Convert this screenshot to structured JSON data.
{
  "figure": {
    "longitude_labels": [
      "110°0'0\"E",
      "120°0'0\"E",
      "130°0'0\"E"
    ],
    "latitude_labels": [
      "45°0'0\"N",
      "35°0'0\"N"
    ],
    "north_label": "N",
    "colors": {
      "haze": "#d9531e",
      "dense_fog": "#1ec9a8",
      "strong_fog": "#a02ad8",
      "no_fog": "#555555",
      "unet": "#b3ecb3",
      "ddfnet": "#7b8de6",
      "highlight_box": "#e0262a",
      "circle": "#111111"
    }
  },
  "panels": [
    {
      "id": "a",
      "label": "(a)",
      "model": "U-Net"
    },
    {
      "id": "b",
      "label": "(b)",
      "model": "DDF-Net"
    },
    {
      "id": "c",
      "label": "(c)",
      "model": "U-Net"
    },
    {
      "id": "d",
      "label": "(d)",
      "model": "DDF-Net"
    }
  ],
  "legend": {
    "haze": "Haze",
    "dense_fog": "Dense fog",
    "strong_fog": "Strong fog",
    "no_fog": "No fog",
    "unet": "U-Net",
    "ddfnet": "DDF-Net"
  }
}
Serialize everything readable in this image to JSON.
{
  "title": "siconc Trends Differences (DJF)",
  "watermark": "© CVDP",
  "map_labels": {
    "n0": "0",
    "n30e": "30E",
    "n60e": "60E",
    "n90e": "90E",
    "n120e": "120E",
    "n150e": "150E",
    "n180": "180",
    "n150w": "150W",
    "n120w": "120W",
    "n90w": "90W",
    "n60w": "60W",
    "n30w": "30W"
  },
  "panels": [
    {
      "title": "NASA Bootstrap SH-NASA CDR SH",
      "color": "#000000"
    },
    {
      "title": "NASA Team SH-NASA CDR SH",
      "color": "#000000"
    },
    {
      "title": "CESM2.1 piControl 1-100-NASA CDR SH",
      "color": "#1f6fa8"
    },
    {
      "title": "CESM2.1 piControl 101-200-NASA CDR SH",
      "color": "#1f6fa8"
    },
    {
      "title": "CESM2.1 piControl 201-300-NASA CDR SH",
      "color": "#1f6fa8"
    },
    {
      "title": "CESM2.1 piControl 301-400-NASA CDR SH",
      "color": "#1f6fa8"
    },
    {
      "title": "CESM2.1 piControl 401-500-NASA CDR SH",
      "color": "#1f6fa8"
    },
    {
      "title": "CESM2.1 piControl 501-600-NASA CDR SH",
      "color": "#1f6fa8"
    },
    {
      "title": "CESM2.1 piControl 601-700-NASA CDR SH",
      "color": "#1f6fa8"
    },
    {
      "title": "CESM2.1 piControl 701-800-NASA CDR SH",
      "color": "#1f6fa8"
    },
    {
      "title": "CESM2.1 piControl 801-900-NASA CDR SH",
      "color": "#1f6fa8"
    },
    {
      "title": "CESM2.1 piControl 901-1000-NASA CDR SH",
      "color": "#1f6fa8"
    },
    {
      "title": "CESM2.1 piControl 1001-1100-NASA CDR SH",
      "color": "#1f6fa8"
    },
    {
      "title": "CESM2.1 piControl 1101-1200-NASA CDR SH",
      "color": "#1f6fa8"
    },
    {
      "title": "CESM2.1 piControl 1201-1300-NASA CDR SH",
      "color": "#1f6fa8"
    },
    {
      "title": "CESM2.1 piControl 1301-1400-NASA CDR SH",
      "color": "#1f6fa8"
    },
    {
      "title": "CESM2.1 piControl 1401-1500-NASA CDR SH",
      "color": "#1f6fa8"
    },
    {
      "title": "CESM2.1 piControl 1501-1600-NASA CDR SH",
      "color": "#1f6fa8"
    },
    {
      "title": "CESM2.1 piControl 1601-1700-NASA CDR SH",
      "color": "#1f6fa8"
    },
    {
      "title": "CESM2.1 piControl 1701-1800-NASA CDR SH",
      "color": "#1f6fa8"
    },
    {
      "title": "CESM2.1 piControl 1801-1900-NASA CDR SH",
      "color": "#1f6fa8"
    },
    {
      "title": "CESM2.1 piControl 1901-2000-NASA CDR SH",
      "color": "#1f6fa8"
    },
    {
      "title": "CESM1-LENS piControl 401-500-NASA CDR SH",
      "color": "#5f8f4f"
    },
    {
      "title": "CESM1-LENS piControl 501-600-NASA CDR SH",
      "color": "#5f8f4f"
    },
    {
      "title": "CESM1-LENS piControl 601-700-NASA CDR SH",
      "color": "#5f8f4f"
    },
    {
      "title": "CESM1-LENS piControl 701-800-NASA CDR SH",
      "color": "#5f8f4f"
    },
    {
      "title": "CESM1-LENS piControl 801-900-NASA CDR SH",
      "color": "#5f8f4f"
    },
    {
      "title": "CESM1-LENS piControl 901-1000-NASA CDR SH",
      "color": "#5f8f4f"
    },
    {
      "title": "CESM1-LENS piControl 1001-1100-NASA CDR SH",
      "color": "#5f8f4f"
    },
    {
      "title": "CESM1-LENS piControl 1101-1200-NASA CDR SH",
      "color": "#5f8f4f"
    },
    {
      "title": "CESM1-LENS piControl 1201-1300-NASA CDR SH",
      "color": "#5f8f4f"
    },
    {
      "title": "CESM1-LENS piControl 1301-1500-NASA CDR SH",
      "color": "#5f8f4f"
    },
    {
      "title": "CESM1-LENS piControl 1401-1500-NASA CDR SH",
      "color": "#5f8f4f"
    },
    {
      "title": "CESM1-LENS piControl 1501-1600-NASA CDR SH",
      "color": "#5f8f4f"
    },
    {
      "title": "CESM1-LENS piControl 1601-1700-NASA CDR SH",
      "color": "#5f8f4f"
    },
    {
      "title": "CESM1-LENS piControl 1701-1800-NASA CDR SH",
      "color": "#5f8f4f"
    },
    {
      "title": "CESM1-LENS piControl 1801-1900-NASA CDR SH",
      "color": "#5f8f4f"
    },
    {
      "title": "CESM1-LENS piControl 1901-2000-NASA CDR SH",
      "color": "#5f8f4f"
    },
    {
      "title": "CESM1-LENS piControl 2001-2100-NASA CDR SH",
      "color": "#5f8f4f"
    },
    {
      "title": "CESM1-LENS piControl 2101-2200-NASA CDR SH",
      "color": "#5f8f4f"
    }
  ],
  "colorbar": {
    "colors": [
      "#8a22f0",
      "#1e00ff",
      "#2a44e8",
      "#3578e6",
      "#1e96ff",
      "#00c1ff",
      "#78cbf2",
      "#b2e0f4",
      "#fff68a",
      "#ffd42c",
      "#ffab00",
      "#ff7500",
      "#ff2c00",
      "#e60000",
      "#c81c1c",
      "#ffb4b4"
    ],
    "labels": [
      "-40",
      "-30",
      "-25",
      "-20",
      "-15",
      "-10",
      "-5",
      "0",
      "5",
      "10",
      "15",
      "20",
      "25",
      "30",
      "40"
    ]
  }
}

•••••

▶ _TASK DETAILS_
Looking at the records above, report how many lines contain the word "JSON". Answer with the number only.

▶ _SOLUTION TO THIS PROBLEM_
2